__EXERCISE__. Scan the listing below and copy every line holding "name".

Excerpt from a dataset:
▽

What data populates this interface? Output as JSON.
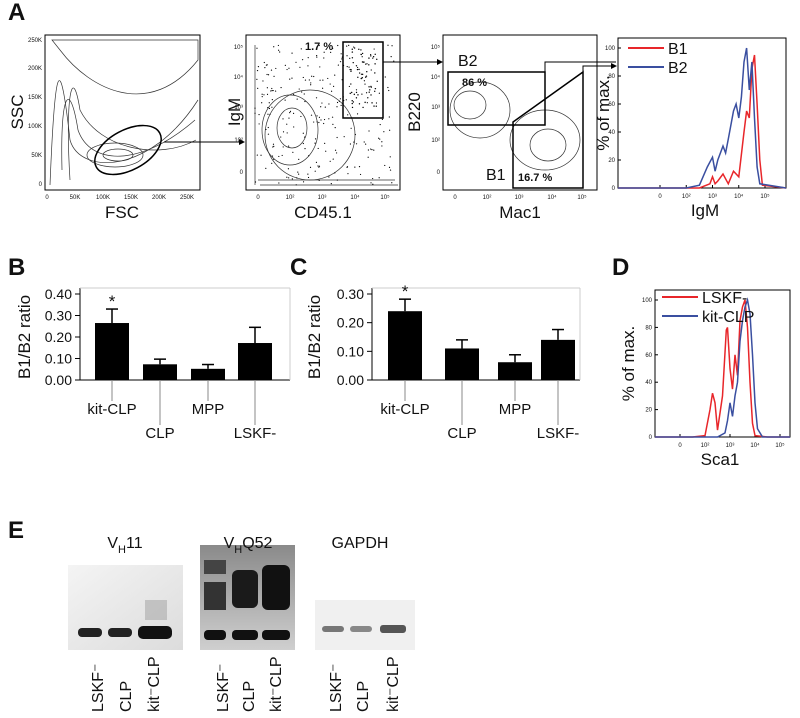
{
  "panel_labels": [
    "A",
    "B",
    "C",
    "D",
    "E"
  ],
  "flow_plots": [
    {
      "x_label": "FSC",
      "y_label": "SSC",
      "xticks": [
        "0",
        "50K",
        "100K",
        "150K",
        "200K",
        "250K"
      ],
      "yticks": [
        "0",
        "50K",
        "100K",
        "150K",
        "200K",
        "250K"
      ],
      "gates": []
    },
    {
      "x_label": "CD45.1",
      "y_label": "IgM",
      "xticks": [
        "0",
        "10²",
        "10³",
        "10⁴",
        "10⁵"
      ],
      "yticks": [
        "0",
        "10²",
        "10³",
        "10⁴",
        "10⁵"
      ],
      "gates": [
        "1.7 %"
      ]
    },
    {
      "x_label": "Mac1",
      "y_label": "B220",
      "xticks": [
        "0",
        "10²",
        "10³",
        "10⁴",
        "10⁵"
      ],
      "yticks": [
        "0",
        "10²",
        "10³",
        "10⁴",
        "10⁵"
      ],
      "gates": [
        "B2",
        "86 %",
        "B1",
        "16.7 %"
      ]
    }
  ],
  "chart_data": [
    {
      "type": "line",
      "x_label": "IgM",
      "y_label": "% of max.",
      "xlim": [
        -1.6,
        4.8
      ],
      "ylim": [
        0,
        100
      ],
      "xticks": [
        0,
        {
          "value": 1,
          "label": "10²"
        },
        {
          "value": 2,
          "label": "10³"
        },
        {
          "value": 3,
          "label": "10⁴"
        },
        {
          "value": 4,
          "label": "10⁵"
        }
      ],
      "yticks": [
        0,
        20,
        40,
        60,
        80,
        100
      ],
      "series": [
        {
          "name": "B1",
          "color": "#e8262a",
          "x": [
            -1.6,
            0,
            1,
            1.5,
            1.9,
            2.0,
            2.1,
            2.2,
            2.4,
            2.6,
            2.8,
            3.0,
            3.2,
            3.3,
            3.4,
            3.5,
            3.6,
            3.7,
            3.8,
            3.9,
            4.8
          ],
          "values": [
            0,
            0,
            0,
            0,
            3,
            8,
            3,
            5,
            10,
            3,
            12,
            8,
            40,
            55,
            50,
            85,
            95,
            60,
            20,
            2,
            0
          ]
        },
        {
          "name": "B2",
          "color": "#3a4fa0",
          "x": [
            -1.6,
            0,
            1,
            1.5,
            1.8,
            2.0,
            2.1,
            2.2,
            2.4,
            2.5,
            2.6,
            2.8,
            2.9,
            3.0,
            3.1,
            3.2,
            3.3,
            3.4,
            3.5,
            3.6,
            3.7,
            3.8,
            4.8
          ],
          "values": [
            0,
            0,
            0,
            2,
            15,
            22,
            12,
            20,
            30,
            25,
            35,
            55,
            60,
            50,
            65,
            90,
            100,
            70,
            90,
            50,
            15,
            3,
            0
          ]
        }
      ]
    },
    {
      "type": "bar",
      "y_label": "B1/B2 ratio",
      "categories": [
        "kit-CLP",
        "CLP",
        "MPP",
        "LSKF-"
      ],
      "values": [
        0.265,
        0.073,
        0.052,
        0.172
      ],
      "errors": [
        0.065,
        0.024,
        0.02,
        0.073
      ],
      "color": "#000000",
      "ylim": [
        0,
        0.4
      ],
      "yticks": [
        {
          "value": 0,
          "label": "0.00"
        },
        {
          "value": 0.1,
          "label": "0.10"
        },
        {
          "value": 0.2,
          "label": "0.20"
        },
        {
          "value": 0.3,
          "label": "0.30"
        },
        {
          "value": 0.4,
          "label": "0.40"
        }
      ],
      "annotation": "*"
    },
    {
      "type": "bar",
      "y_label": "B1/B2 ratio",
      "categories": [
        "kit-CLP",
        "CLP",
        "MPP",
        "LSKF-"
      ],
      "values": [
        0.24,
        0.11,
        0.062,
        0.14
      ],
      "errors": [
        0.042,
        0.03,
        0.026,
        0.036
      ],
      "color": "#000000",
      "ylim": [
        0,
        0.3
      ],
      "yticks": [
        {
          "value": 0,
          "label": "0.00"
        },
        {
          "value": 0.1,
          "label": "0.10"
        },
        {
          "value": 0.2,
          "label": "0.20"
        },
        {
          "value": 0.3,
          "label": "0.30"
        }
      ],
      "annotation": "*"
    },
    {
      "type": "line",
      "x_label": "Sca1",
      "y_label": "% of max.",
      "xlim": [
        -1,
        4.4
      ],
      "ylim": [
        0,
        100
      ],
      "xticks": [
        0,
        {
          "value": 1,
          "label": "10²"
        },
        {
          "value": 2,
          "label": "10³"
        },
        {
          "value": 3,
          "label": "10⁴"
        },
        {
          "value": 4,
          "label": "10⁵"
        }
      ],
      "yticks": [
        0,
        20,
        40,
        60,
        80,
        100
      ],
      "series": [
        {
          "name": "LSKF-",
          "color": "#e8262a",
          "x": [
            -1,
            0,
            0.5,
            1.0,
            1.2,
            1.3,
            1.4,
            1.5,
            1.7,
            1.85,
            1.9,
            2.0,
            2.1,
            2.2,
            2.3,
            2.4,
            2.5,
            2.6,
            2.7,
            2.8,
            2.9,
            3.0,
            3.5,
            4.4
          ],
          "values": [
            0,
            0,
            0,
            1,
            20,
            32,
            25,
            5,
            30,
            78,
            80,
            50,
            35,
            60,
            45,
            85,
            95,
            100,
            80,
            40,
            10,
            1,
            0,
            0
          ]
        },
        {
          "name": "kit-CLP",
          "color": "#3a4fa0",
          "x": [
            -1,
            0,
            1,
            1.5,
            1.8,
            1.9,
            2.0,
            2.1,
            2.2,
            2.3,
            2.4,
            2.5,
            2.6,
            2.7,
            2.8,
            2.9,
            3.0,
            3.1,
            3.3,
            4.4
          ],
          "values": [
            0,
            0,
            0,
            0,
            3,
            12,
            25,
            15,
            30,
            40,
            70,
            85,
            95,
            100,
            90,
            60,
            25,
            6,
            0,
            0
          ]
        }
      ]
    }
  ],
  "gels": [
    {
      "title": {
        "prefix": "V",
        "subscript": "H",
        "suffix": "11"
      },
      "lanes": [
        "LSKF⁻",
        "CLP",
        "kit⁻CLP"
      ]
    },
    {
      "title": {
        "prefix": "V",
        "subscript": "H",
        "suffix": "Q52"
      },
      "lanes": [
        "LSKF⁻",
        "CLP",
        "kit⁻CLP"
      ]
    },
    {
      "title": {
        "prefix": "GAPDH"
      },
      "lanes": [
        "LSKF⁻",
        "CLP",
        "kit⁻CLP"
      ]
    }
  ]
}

△
▽

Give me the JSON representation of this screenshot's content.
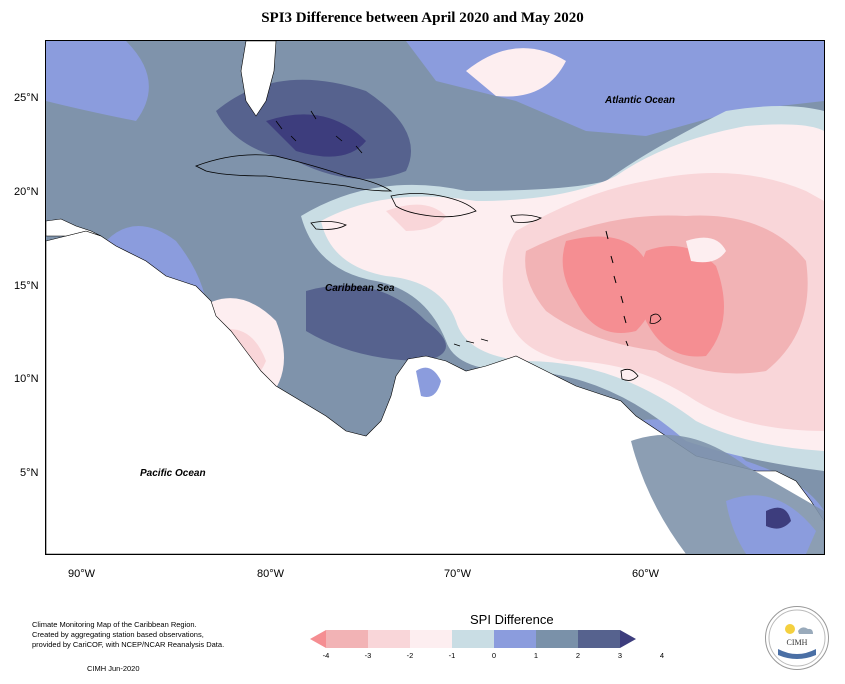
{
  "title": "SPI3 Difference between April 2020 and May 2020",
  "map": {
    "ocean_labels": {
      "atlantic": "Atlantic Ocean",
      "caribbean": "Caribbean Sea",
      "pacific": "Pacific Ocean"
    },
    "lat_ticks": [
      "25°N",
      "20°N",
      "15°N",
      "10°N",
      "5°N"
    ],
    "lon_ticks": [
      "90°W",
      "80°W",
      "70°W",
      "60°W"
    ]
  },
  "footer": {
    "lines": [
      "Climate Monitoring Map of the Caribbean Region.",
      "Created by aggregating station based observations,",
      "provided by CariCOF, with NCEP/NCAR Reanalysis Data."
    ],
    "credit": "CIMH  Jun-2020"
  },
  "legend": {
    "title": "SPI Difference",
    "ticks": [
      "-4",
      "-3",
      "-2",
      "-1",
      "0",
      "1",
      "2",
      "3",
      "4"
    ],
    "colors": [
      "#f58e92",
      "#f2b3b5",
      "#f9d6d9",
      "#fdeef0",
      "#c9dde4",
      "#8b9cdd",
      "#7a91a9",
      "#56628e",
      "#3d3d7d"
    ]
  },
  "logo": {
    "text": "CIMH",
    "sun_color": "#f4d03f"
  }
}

△

__SOLUTION FOR THIS PROBLEM__.
          "name": "B1",
          "name": "B2",
          "name": "LSKF-",
          "name": "kit-CLP",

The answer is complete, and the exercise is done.